■ Record extracts

--- Begin ---

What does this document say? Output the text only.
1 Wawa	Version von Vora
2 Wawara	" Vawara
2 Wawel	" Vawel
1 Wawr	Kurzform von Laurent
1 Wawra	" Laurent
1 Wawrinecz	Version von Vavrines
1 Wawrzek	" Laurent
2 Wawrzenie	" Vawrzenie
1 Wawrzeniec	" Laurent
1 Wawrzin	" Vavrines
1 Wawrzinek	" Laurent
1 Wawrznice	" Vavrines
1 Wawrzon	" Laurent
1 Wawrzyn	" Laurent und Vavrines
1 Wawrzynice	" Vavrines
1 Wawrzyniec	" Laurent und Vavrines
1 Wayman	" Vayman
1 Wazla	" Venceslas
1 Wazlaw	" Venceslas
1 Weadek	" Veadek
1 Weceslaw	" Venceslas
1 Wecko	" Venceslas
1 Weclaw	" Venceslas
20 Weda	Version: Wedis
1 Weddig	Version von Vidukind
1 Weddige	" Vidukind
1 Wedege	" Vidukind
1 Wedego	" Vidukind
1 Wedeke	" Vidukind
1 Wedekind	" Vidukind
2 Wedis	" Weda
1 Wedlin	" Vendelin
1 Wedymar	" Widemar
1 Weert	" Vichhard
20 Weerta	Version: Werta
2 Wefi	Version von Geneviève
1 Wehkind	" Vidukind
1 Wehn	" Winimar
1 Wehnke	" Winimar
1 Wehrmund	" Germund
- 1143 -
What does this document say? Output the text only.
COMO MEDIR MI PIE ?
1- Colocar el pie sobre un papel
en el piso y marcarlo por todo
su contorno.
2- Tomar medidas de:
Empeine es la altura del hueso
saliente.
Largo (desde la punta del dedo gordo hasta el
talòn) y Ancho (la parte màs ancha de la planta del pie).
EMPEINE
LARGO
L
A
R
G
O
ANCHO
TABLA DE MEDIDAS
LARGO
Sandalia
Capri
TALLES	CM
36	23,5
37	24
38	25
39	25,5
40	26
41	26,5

--- End ---

■ Task to complete
Type out the entries again, word for word.

■ Task result
What does this document say? Output the text only.
1 Wawa	Version von Vora
2 Wawara	" Vawara
2 Wawel	" Vawel
1 Wawr	Kurzform von Laurent
1 Wawra	" Laurent
1 Wawrinecz	Version von Vavrines
1 Wawrzek	" Laurent
2 Wawrzenie	" Vawrzenie
1 Wawrzeniec	" Laurent
1 Wawrzin	" Vavrines
1 Wawrzinek	" Laurent
1 Wawrznice	" Vavrines
1 Wawrzon	" Laurent
1 Wawrzyn	" Laurent und Vavrines
1 Wawrzynice	" Vavrines
1 Wawrzyniec	" Laurent und Vavrines
1 Wayman	" Vayman
1 Wazla	" Venceslas
1 Wazlaw	" Venceslas
1 Weadek	" Veadek
1 Weceslaw	" Venceslas
1 Wecko	" Venceslas
1 Weclaw	" Venceslas
20 Weda	Version: Wedis
1 Weddig	Version von Vidukind
1 Weddige	" Vidukind
1 Wedege	" Vidukind
1 Wedego	" Vidukind
1 Wedeke	" Vidukind
1 Wedekind	" Vidukind
2 Wedis	" Weda
1 Wedlin	" Vendelin
1 Wedymar	" Widemar
1 Weert	" Vichhard
20 Weerta	Version: Werta
2 Wefi	Version von Geneviève
1 Wehkind	" Vidukind
1 Wehn	" Winimar
1 Wehnke	" Winimar
1 Wehrmund	" Germund
- 1143 -
What does this document say? Output the text only.
COMO MEDIR MI PIE ?
1- Colocar el pie sobre un papel
en el piso y marcarlo por todo
su contorno.
2- Tomar medidas de:
Empeine es la altura del hueso
saliente.
Largo (desde la punta del dedo gordo hasta el
talòn) y Ancho (la parte màs ancha de la planta del pie).
EMPEINE
LARGO
L
A
R
G
O
ANCHO
TABLA DE MEDIDAS
LARGO
Sandalia
Capri
TALLES	CM
36	23,5
37	24
38	25
39	25,5
40	26
41	26,5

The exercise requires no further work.